• To be done
Emit the data below verbatim, stripping out any pictures.

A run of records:
<<<<

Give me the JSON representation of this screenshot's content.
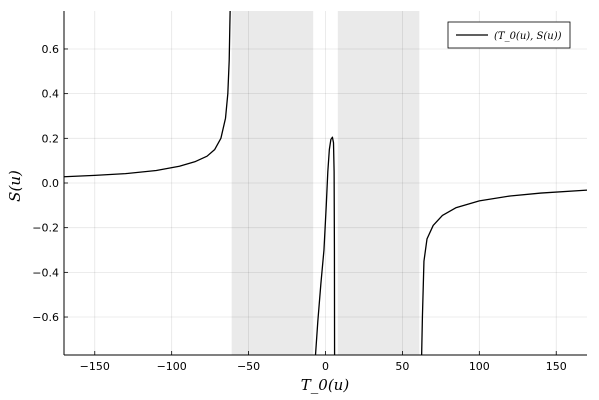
{
  "chart_data": {
    "type": "line",
    "xlabel": "T_0(u)",
    "ylabel": "S(u)",
    "xlim": [
      -170,
      170
    ],
    "ylim": [
      -0.77,
      0.77
    ],
    "x_ticks": [
      -150,
      -100,
      -50,
      0,
      50,
      100,
      150
    ],
    "x_tick_labels": [
      "−150",
      "−100",
      "−50",
      "0",
      "50",
      "100",
      "150"
    ],
    "y_ticks": [
      -0.6,
      -0.4,
      -0.2,
      0.0,
      0.2,
      0.4,
      0.6
    ],
    "y_tick_labels": [
      "−0.6",
      "−0.4",
      "−0.2",
      "0.0",
      "0.2",
      "0.4",
      "0.6"
    ],
    "grid": true,
    "legend_position": "top-right",
    "shaded_regions": [
      {
        "x": [
          -61,
          -8
        ],
        "color": "#d9d9d9"
      },
      {
        "x": [
          8,
          61
        ],
        "color": "#d9d9d9"
      }
    ],
    "series": [
      {
        "name": "(T_0(u), S(u))",
        "color": "#000000",
        "segments": [
          [
            [
              -170,
              0.028
            ],
            [
              -150,
              0.034
            ],
            [
              -130,
              0.042
            ],
            [
              -110,
              0.056
            ],
            [
              -95,
              0.075
            ],
            [
              -85,
              0.095
            ],
            [
              -77,
              0.12
            ],
            [
              -72,
              0.15
            ],
            [
              -68,
              0.2
            ],
            [
              -65,
              0.29
            ],
            [
              -63.5,
              0.4
            ],
            [
              -62.6,
              0.55
            ],
            [
              -62.2,
              0.7
            ],
            [
              -62.0,
              0.77
            ]
          ],
          [
            [
              -6.5,
              -0.77
            ],
            [
              -5,
              -0.62
            ],
            [
              -3,
              -0.45
            ],
            [
              -1,
              -0.3
            ],
            [
              0.5,
              -0.1
            ],
            [
              1.5,
              0.05
            ],
            [
              2.5,
              0.15
            ],
            [
              3.5,
              0.195
            ],
            [
              4.5,
              0.205
            ],
            [
              5.2,
              0.18
            ],
            [
              5.6,
              0.05
            ],
            [
              5.8,
              -0.3
            ],
            [
              5.9,
              -0.77
            ]
          ],
          [
            [
              62.5,
              -0.77
            ],
            [
              63,
              -0.6
            ],
            [
              64,
              -0.35
            ],
            [
              66,
              -0.25
            ],
            [
              70,
              -0.19
            ],
            [
              76,
              -0.145
            ],
            [
              85,
              -0.11
            ],
            [
              100,
              -0.08
            ],
            [
              120,
              -0.058
            ],
            [
              140,
              -0.045
            ],
            [
              170,
              -0.032
            ]
          ]
        ]
      }
    ]
  }
}
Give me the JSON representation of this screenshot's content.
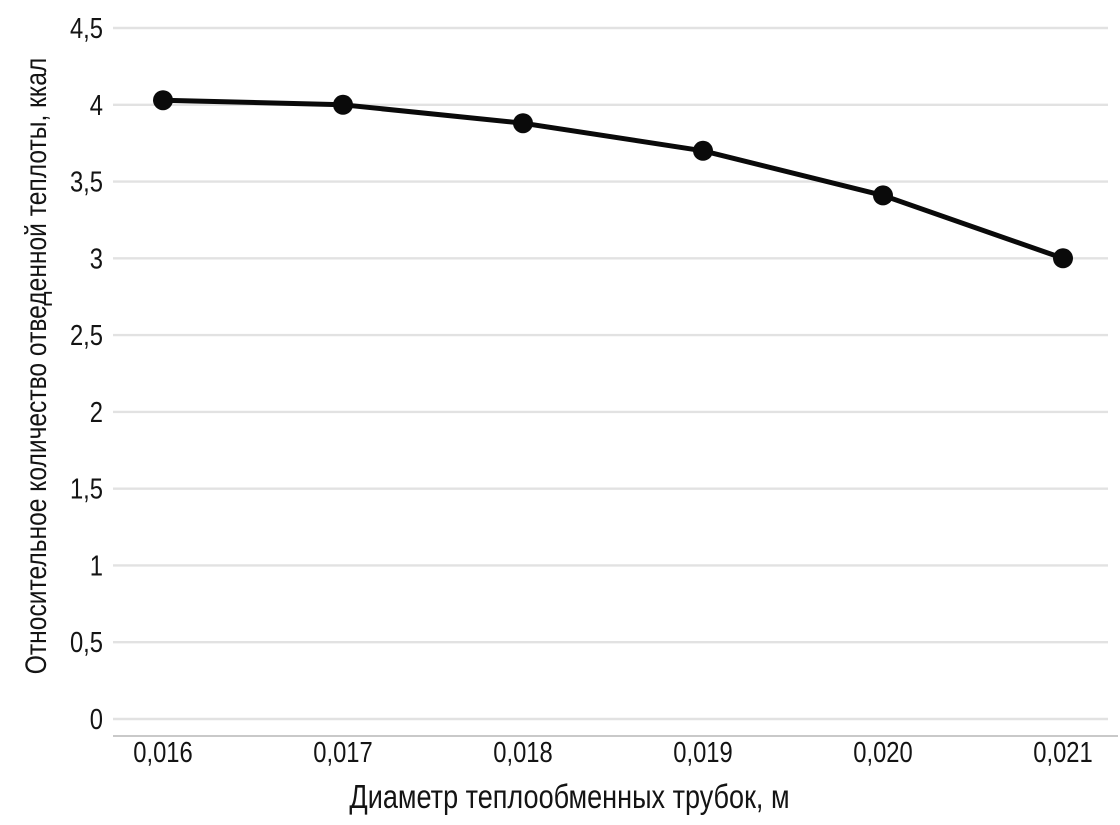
{
  "chart_data": {
    "type": "line",
    "title": "",
    "xlabel": "Диаметр теплообменных трубок, м",
    "ylabel": "Относительное количество отведенной теплоты, ккал",
    "categories": [
      "0,016",
      "0,017",
      "0,018",
      "0,019",
      "0,020",
      "0,021"
    ],
    "x_numeric": [
      0.016,
      0.017,
      0.018,
      0.019,
      0.02,
      0.021
    ],
    "values": [
      4.03,
      4.0,
      3.88,
      3.7,
      3.41,
      3.0
    ],
    "ylim": [
      0,
      4.5
    ],
    "ytick_labels": [
      "0",
      "0,5",
      "1",
      "1,5",
      "2",
      "2,5",
      "3",
      "3,5",
      "4",
      "4,5"
    ],
    "ytick_values": [
      0,
      0.5,
      1,
      1.5,
      2,
      2.5,
      3,
      3.5,
      4,
      4.5
    ],
    "grid": true,
    "legend": false,
    "marker_style": "filled-circle",
    "colors": {
      "line": "#0a0a0a",
      "marker": "#0a0a0a",
      "gridline": "#e2e2e2",
      "axis_line": "#c9c9c9",
      "text": "#141414",
      "background": "#ffffff"
    }
  }
}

>>>>

• Exercise solution
Give me the JSON representation of this screenshot's content.
{
  "chart_data": {
    "type": "line",
    "xlabel": "T_0(u)",
    "ylabel": "S(u)",
    "xlim": [
      -170,
      170
    ],
    "ylim": [
      -0.77,
      0.77
    ],
    "x_ticks": [
      -150,
      -100,
      -50,
      0,
      50,
      100,
      150
    ],
    "x_tick_labels": [
      "−150",
      "−100",
      "−50",
      "0",
      "50",
      "100",
      "150"
    ],
    "y_ticks": [
      -0.6,
      -0.4,
      -0.2,
      0.0,
      0.2,
      0.4,
      0.6
    ],
    "y_tick_labels": [
      "−0.6",
      "−0.4",
      "−0.2",
      "0.0",
      "0.2",
      "0.4",
      "0.6"
    ],
    "grid": true,
    "legend_position": "top-right",
    "shaded_regions": [
      {
        "x": [
          -61,
          -8
        ],
        "color": "#d9d9d9"
      },
      {
        "x": [
          8,
          61
        ],
        "color": "#d9d9d9"
      }
    ],
    "series": [
      {
        "name": "(T_0(u), S(u))",
        "color": "#000000",
        "segments": [
          [
            [
              -170,
              0.028
            ],
            [
              -150,
              0.034
            ],
            [
              -130,
              0.042
            ],
            [
              -110,
              0.056
            ],
            [
              -95,
              0.075
            ],
            [
              -85,
              0.095
            ],
            [
              -77,
              0.12
            ],
            [
              -72,
              0.15
            ],
            [
              -68,
              0.2
            ],
            [
              -65,
              0.29
            ],
            [
              -63.5,
              0.4
            ],
            [
              -62.6,
              0.55
            ],
            [
              -62.2,
              0.7
            ],
            [
              -62.0,
              0.77
            ]
          ],
          [
            [
              -6.5,
              -0.77
            ],
            [
              -5,
              -0.62
            ],
            [
              -3,
              -0.45
            ],
            [
              -1,
              -0.3
            ],
            [
              0.5,
              -0.1
            ],
            [
              1.5,
              0.05
            ],
            [
              2.5,
              0.15
            ],
            [
              3.5,
              0.195
            ],
            [
              4.5,
              0.205
            ],
            [
              5.2,
              0.18
            ],
            [
              5.6,
              0.05
            ],
            [
              5.8,
              -0.3
            ],
            [
              5.9,
              -0.77
            ]
          ],
          [
            [
              62.5,
              -0.77
            ],
            [
              63,
              -0.6
            ],
            [
              64,
              -0.35
            ],
            [
              66,
              -0.25
            ],
            [
              70,
              -0.19
            ],
            [
              76,
              -0.145
            ],
            [
              85,
              -0.11
            ],
            [
              100,
              -0.08
            ],
            [
              120,
              -0.058
            ],
            [
              140,
              -0.045
            ],
            [
              170,
              -0.032
            ]
          ]
        ]
      }
    ]
  }
}
Give me the JSON representation of this screenshot's content.
{
  "chart_data": {
    "type": "line",
    "title": "",
    "xlabel": "Диаметр теплообменных трубок, м",
    "ylabel": "Относительное количество отведенной теплоты, ккал",
    "categories": [
      "0,016",
      "0,017",
      "0,018",
      "0,019",
      "0,020",
      "0,021"
    ],
    "x_numeric": [
      0.016,
      0.017,
      0.018,
      0.019,
      0.02,
      0.021
    ],
    "values": [
      4.03,
      4.0,
      3.88,
      3.7,
      3.41,
      3.0
    ],
    "ylim": [
      0,
      4.5
    ],
    "ytick_labels": [
      "0",
      "0,5",
      "1",
      "1,5",
      "2",
      "2,5",
      "3",
      "3,5",
      "4",
      "4,5"
    ],
    "ytick_values": [
      0,
      0.5,
      1,
      1.5,
      2,
      2.5,
      3,
      3.5,
      4,
      4.5
    ],
    "grid": true,
    "legend": false,
    "marker_style": "filled-circle",
    "colors": {
      "line": "#0a0a0a",
      "marker": "#0a0a0a",
      "gridline": "#e2e2e2",
      "axis_line": "#c9c9c9",
      "text": "#141414",
      "background": "#ffffff"
    }
  }
}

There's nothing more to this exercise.